■ **Texto de origem**
Será que aprenderemos a lição?

Observatório Psicanalítico – 152/2020

Ensaios sobre acontecimentos sociais, culturais e políticos do Brasil e do mundo.

Será que aprenderemos a lição?

Mauricio Miguel Gadbem (SBPRJ)

 

Silêncio. Minha casa numa rua barulhenta do centro da cidade ouve o silêncio. É  noite de sábado, e só o silêncio contaminado por latidos trafega. No céu a imagem de uma enfermeira com o dedo em riste sobre os lábios mandando fazer silêncio. O mundo virou um grande hospital e cada casa é uma enfermaria na qual nós, reclusos, aguardamos os resultados e as providências. 

 

“A atmosfera se torna opressiva, pesada como chumbo. Não se ouve o cantar de um único passarinho, e um silêncio mortal invade tudo, envolvendo-me, como se me quisesse arrastar para um abismo escuro e profundo.”

 

Estas são palavras de Anne Frank, deitadas em seu diário. Mas, bem poderiam ser nossas próprias palavras diante da ameaça que todos estamos vivendo, sob os riscos que pululam de uma pandemia. Riscos objetivos e também subjetivos. Se, de um lado o horror de ser contaminado, sucumbir, e precisar de cuidados intensivos para nos prover daquilo que nos é mais caro, o ar; de outro, tememos ter de conviver com fantasmas que, de tão vivos, quase podem ser tocados.

 

Estamos atravessando a floresta de Pã, ladeados por ninguém, e a noite nunca esteve tão escura. Apenas o opróbrio nos acompanha. Somos todos personagens de um filme de Kurosawa esperando a luz no fim do túnel. Esperando acordar de um pesadelo; esperando, congelados de medo, o abraço quente da morte. Em Nova Iorque, profissionais da saúde ao saírem pro trabalho estão deixando prontos seus testamentos.

 

Encomenda água benta. Recomenda álcool em gel. De repente, fomos todos surpreendidos por esse algoz quase invisível que nos obrigou ao isolamento e às práticas próprias dos rituais obsessivos. Estas, curiosamente, são as formas de defesa mais primitivas que podemos lançar mão. Todos os bebês e crianças as praticam, espontaneamente, mobilizados por suas fantasias, tanto de incorporação do outro como de controle sobre o ambiente. 

 

De uma ou de outra forma, busca-se defender a condição narcísica ameaçada pelo que apresenta a realidade. Este é o cerne da questão. Importância menor tem a virulência do vírus, ela sempre será do tamanho de nosso narcisismo. E, como o bebê ficamos entre as duas faces – a impotência e a onipotência – da mesma moeda. Daí a negação que rege a conduta de muitos. Daí, a cessão à sedução dos apelos mais mundanos.

 

Mundanos somos todos, humanos nem tanto assim. E digo isso porque vejo na desumanidade um caldo de cultura que serve ao vírus do ódio, ao vírus do egoísmo, ao vírus da violência, ao vírus do ceticismo, e a tantos outros que se multiplicam em nossos tempos que falta espaço para o exercício do amor. Esse soa dissonante. O amor, filho de Édipo, considera o outro. E, não raras vezes, estamos aquém, orais e anais, entre a gula e o gole, confundindo querer e poder.

 

O homem está pobre de humanidade. Na verdade, ele precisaria sair de seu isolamento e se deixar contaminar pelo sorriso e pelo choro verdadeiros que se escondem atrás das telas de computadores. Eliminar os psicopatas da política. Dar de comer a quem tem fome de educação. Devolver aos jovens a capacidade de sonhar. Dar aos velhos a segurança de um final feliz. E, enfim, deixar que a mãe-terra, em silêncio, seja berço do nascimento de um novo homem.

 

Será que aprenderemos a lição?

 

(Os textos publicados são de responsabilidade de seus autores).

■ **Trechos dos registros**
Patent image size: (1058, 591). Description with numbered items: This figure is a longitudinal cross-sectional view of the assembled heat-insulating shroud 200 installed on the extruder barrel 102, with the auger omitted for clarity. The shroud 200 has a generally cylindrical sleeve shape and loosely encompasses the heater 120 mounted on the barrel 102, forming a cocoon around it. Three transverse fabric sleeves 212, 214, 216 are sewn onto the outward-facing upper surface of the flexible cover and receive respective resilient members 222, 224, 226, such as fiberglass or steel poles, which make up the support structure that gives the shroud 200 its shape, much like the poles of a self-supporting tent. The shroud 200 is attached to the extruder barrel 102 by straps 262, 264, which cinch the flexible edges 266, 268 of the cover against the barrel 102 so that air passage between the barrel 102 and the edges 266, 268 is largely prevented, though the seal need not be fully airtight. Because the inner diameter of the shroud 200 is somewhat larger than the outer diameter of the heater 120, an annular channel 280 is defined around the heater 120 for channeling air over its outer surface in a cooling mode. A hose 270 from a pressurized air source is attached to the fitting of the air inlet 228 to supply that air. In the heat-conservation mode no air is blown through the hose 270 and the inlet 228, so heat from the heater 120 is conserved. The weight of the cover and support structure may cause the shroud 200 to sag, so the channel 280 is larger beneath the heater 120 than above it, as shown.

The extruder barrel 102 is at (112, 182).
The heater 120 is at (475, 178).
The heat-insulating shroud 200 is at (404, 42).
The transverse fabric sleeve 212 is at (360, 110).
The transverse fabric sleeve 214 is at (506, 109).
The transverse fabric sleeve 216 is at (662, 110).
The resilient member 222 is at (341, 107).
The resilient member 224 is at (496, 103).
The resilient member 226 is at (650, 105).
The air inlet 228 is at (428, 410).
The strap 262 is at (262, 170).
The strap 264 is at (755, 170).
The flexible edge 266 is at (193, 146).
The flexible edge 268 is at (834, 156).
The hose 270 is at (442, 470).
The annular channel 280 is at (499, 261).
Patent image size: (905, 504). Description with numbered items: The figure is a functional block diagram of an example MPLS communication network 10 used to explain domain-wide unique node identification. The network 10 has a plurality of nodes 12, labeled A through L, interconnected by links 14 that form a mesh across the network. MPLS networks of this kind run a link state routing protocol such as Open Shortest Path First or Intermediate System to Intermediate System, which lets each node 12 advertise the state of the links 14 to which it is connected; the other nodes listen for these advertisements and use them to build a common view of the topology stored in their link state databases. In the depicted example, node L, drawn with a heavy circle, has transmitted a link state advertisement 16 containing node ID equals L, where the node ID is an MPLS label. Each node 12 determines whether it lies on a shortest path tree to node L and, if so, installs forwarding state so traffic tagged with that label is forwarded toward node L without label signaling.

■ **Tarefa**
Retorne, sem nenhuma alteração, a parte do ensaio sobre a pandemia que começa em "Observatório Psicanalítico –" e vai até "e as providências.", incluindo essas últimas palavras.

■ **Resposta**
Observatório Psicanalítico – 152/2020

Ensaios sobre acontecimentos sociais, culturais e políticos do Brasil e do mundo.

Será que aprenderemos a lição?

Mauricio Miguel Gadbem (SBPRJ)

 

Silêncio. Minha casa numa rua barulhenta do centro da cidade ouve o silêncio. É  noite de sábado, e só o silêncio contaminado por latidos trafega. No céu a imagem de uma enfermeira com o dedo em riste sobre os lábios mandando fazer silêncio. O mundo virou um grande hospital e cada casa é uma enfermaria na qual nós, reclusos, aguardamos os resultados e as providências.